§ Work to be completed: Restate every line of the material, word for word.

[Recorded data]

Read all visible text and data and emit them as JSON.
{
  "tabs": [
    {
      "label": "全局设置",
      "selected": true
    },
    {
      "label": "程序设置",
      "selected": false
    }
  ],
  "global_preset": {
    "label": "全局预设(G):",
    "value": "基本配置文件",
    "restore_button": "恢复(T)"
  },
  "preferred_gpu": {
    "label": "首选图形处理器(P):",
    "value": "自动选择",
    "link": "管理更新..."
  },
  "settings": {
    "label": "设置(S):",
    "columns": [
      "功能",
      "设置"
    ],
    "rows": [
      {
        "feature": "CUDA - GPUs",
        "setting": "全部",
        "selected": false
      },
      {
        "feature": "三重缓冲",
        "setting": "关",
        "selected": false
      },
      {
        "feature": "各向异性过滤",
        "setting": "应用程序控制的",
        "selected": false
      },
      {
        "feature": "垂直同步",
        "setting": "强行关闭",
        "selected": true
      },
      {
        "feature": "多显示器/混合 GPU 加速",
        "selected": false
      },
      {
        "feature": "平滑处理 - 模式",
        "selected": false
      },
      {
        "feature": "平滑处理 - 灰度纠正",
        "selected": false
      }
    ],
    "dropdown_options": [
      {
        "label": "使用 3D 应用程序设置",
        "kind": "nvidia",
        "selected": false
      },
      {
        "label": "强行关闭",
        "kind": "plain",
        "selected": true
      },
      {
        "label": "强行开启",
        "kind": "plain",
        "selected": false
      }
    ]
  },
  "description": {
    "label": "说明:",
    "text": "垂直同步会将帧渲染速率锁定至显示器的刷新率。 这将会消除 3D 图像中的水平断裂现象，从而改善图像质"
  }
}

§ Exercise output:
Read all visible text and data and emit them as JSON.
{
  "tabs": [
    {
      "label": "全局设置",
      "selected": true
    },
    {
      "label": "程序设置",
      "selected": false
    }
  ],
  "global_preset": {
    "label": "全局预设(G):",
    "value": "基本配置文件",
    "restore_button": "恢复(T)"
  },
  "preferred_gpu": {
    "label": "首选图形处理器(P):",
    "value": "自动选择",
    "link": "管理更新..."
  },
  "settings": {
    "label": "设置(S):",
    "columns": [
      "功能",
      "设置"
    ],
    "rows": [
      {
        "feature": "CUDA - GPUs",
        "setting": "全部",
        "selected": false
      },
      {
        "feature": "三重缓冲",
        "setting": "关",
        "selected": false
      },
      {
        "feature": "各向异性过滤",
        "setting": "应用程序控制的",
        "selected": false
      },
      {
        "feature": "垂直同步",
        "setting": "强行关闭",
        "selected": true
      },
      {
        "feature": "多显示器/混合 GPU 加速",
        "selected": false
      },
      {
        "feature": "平滑处理 - 模式",
        "selected": false
      },
      {
        "feature": "平滑处理 - 灰度纠正",
        "selected": false
      }
    ],
    "dropdown_options": [
      {
        "label": "使用 3D 应用程序设置",
        "kind": "nvidia",
        "selected": false
      },
      {
        "label": "强行关闭",
        "kind": "plain",
        "selected": true
      },
      {
        "label": "强行开启",
        "kind": "plain",
        "selected": false
      }
    ]
  },
  "description": {
    "label": "说明:",
    "text": "垂直同步会将帧渲染速率锁定至显示器的刷新率。 这将会消除 3D 图像中的水平断裂现象，从而改善图像质"
  }
}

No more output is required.